##### Okuma Metni #####
Olayın sigortalının ihbar ettiği şekilde değil de, sigortacının iddia ettiği şekilde gerçekleşmesi halinde ise, bu oluş şeklinin K. Sigortası Genel Şartlarının A.5 maddesinde sayılan teminat dışında kalan hallerden olması gerekmektedir.
İlkeler yukarıda anlatılan şekilde olmakla birlikte, sigortalı, K. Sigortası Genel Şartlarının B.1.5. maddesi ve Türk Ticaret Kanunu’nun 1292/3. maddesi uyarınca rizikonun gerçekleştiğine dair doğru ihbar mükellefiyetini kasten yerine getirmez veya iyi niyet kurallarına açıkça aykırı şekilde sigorta teminatı dışında kalan bir hususu sanki bu oluşan riziko teminat içinde kalmış gibi ihbar edildiği somut delillerle kanıtlanırsa, ispat külfeti yer değiştirip sigortalıya geçer.(HGK 10.12.1997 gün ve 1997/11-772-1043; HGK 16.12.1998 gün ve 1998/11-872-905; HGK 22.12.2010 gün ve 2010/17-655-688 sayılı ilâmları) Uyuşmazlık, rizikonun belirtilen şekilde meydana gelip gelmediği, dolayısıyla rizikonun teminat dışı olup olmadığı noktasında toplanmaktadır.
##### Veri Kesiti #####
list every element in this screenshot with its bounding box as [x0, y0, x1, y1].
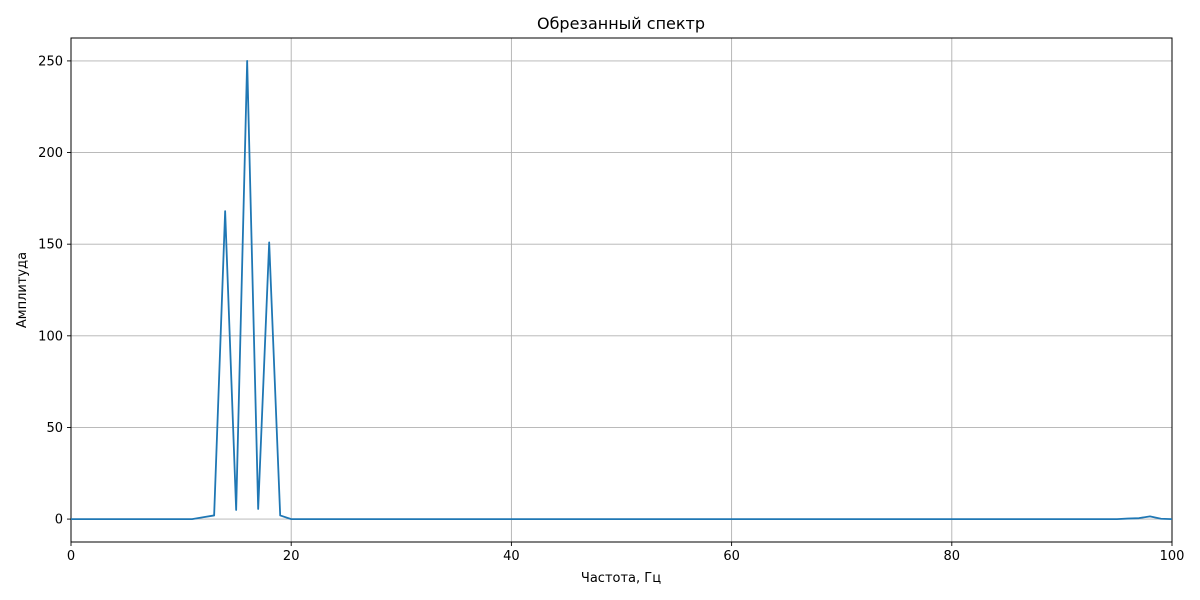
#####
Yapılacak Görevler.
A. Sigortada ispat külfetini ele alan okuma metnine göre aşağıdaki soruları yanıtlayın:
(i) Olay sigortacının iddia ettiği şekilde gerçekleşmişse, bu oluş şekli K. Sigortası Genel Şartlarının hangi maddesinde sayılan teminat dışı hallerden olmalıdır?
(ii) Doğru ihbar mükellefiyeti Türk Ticaret Kanunu’nun hangi maddesine dayandırılıyor?
(iii) Bu mükellefiyetin kasten yerine getirilmediği somut delillerle kanıtlanırsa ispat külfeti kime geçer?
B. Lütfen sigortada ispat külfetini anlatan okuma metnini son cümlesinden itibaren sürdürün.
Veriler, okuma metniyle hiçbir şekilde bağlantılı değildir.

Görev Yanıtları.
A.
(i) A.5 maddesinde.
(ii) 1292/3. maddesine.
(iii) Sigortalıya.

B.
Somut olaya bakıldığında; kaza tesbit tutanağında, olay mahalline gelindiğinde, aracın gidiş istikametine doğru yolun solundaki kafes tel örgüsü ile örülü beton direklere aracının ön kısmı ile çarparak şarampole düşmüş vaziyette olduğu, kaza yerinde araçta tek başına olduğunu beyan eden H. Ö. bulunduğu ve aracın ön sağ koltuğunun yatık vaziyette olduğu, H. Ö.’ın araç sürücüsü olduğuna dair görüş ve kanaate varılmadığı belirtilmiştir. Yapılan alkol muayenesinde H.Ö.in alkolsüz olduğu tespit edilmiştir. Davalı sigorta şirketince hasar bedelinin araçta sürücü değişikliği yapıldığı ve araç sürücüsünün kaza anında yalnız olmadığı, doğru ihbar yükümlülüğünün kasten yerine getirilmemiş ve iyiniyet kurallarına açıkça aykırı şekilde sigorta teminatı dışında kalan bir hususun sanki teminat içindeymiş gibi ihbar edildiği bildirilerek ödenmediği anlaşılmaktadır.Hakem heyetince, araç sürücüsü olduğu belirtilen H. Ö.’ın aracın hasarlı halinden hiç yara almadan çıkmasının olağan dışı bir durum olduğu, aracın H. Ö.tarafından kiralandığı beyan edilmesine rağmen kira sözleşmesinde aracı kiralayanın Y. Ü. olduğu, ancak Y. Ü.’nün de aracı arkadaşı olan H. Ö.’a emaneten verdiğine ilişkin beyan bulunduğu, davacı şirketin A.Sigorta A.Ş.’ye yazdığı yazıda kazaya karışan aracın H. Ö.’a ikame araç olarak kiraya verildiğinin belirtildiği, olayın çelişkili olduğu bildirilip, ihbar yükümlülüğünün kasden ve iyiniyet kurallarına aykırı bir şekilde yerine getirilmemesi sonucu rizikonun teminat kapsamına girmemesi nedeniyle başvuru reddedilmiştir.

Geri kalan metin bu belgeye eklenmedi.